## BEGIN Dataset rows
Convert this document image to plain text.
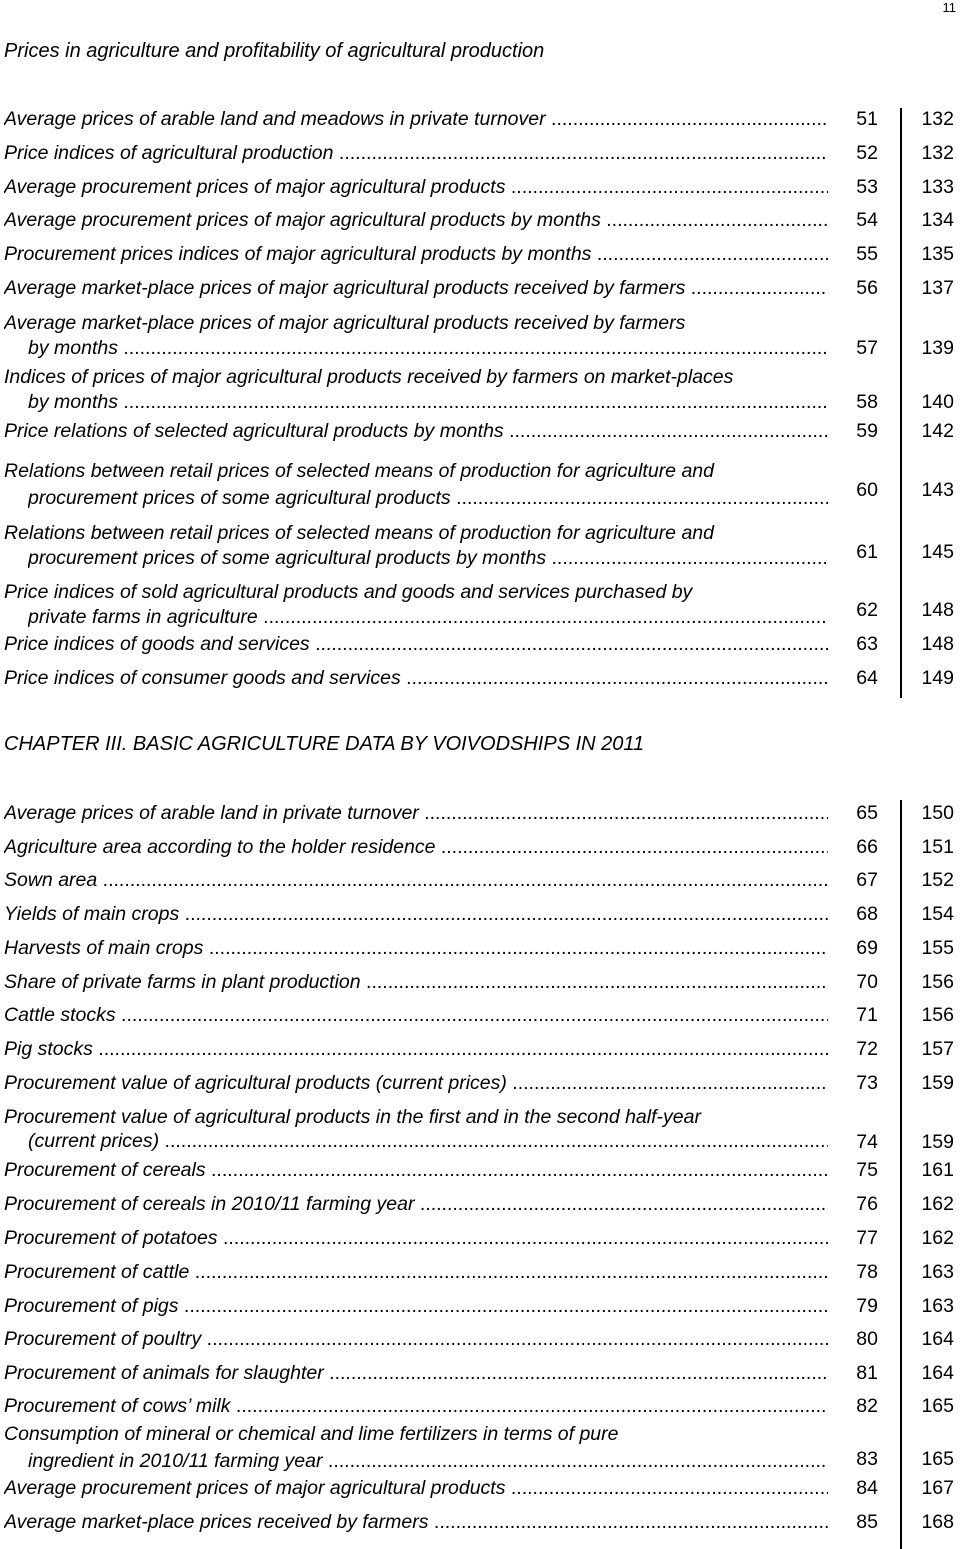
11
Prices in agriculture and profitability of agricultural production
Average prices of arable land and meadows in private turnover .....	51	132
Price indices of agricultural production .....	52	132
Average procurement prices of major agricultural products .....	53	133
Average procurement prices of major agricultural products by months .....	54	134
Procurement prices indices of major agricultural products by months .....	55	135
Average market-place prices of major agricultural products received by farmers .....	56	137
Average market-place prices of major agricultural products received by farmers
by months .....	57	139
Indices of prices of major agricultural products received by farmers on market-places
by months .....	58	140
Price relations of selected agricultural products by months .....	59	142
Relations between retail prices of selected means of production for agriculture and
procurement prices of some agricultural products .....	60	143
Relations between retail prices of selected means of production for agriculture and
procurement prices of some agricultural products by months .....	61	145
Price indices of sold agricultural products and goods and services purchased by
private farms in agriculture .....	62	148
Price indices of goods and services .....	63	148
Price indices of consumer goods and services .....	64	149
CHAPTER III. BASIC AGRICULTURE DATA BY VOIVODSHIPS IN 2011
Average prices of arable land in private turnover .....	65	150
Agriculture area according to the holder residence .....	66	151
Sown area .....	67	152
Yields of main crops .....	68	154
Harvests of main crops .....	69	155
Share of private farms in plant production .....	70	156
Cattle stocks .....	71	156
Pig stocks .....	72	157
Procurement value of agricultural products (current prices) .....	73	159
Procurement value of agricultural products in the first and in the second half-year
(current prices) .....	74	159
Procurement of cereals .....	75	161
Procurement of cereals in 2010/11 farming year .....	76	162
Procurement of potatoes .....	77	162
Procurement of cattle .....	78	163
Procurement of pigs .....	79	163
Procurement of poultry .....	80	164
Procurement of animals for slaughter .....	81	164
Procurement of cows’ milk .....	82	165
Consumption of mineral or chemical and lime fertilizers in terms of pure
ingredient in 2010/11 farming year .....	83	165
Average procurement prices of major agricultural products .....	84	167
Average market-place prices received by farmers .....	85	168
## END Dataset rows
Task statement
Without the pictures, retype the whole of the material above exactly.

Output below
Convert this document image to plain text.
11
Prices in agriculture and profitability of agricultural production
Average prices of arable land and meadows in private turnover .....	51	132
Price indices of agricultural production .....	52	132
Average procurement prices of major agricultural products .....	53	133
Average procurement prices of major agricultural products by months .....	54	134
Procurement prices indices of major agricultural products by months .....	55	135
Average market-place prices of major agricultural products received by farmers .....	56	137
Average market-place prices of major agricultural products received by farmers
by months .....	57	139
Indices of prices of major agricultural products received by farmers on market-places
by months .....	58	140
Price relations of selected agricultural products by months .....	59	142
Relations between retail prices of selected means of production for agriculture and
procurement prices of some agricultural products .....	60	143
Relations between retail prices of selected means of production for agriculture and
procurement prices of some agricultural products by months .....	61	145
Price indices of sold agricultural products and goods and services purchased by
private farms in agriculture .....	62	148
Price indices of goods and services .....	63	148
Price indices of consumer goods and services .....	64	149
CHAPTER III. BASIC AGRICULTURE DATA BY VOIVODSHIPS IN 2011
Average prices of arable land in private turnover .....	65	150
Agriculture area according to the holder residence .....	66	151
Sown area .....	67	152
Yields of main crops .....	68	154
Harvests of main crops .....	69	155
Share of private farms in plant production .....	70	156
Cattle stocks .....	71	156
Pig stocks .....	72	157
Procurement value of agricultural products (current prices) .....	73	159
Procurement value of agricultural products in the first and in the second half-year
(current prices) .....	74	159
Procurement of cereals .....	75	161
Procurement of cereals in 2010/11 farming year .....	76	162
Procurement of potatoes .....	77	162
Procurement of cattle .....	78	163
Procurement of pigs .....	79	163
Procurement of poultry .....	80	164
Procurement of animals for slaughter .....	81	164
Procurement of cows’ milk .....	82	165
Consumption of mineral or chemical and lime fertilizers in terms of pure
ingredient in 2010/11 farming year .....	83	165
Average procurement prices of major agricultural products .....	84	167
Average market-place prices received by farmers .....	85	168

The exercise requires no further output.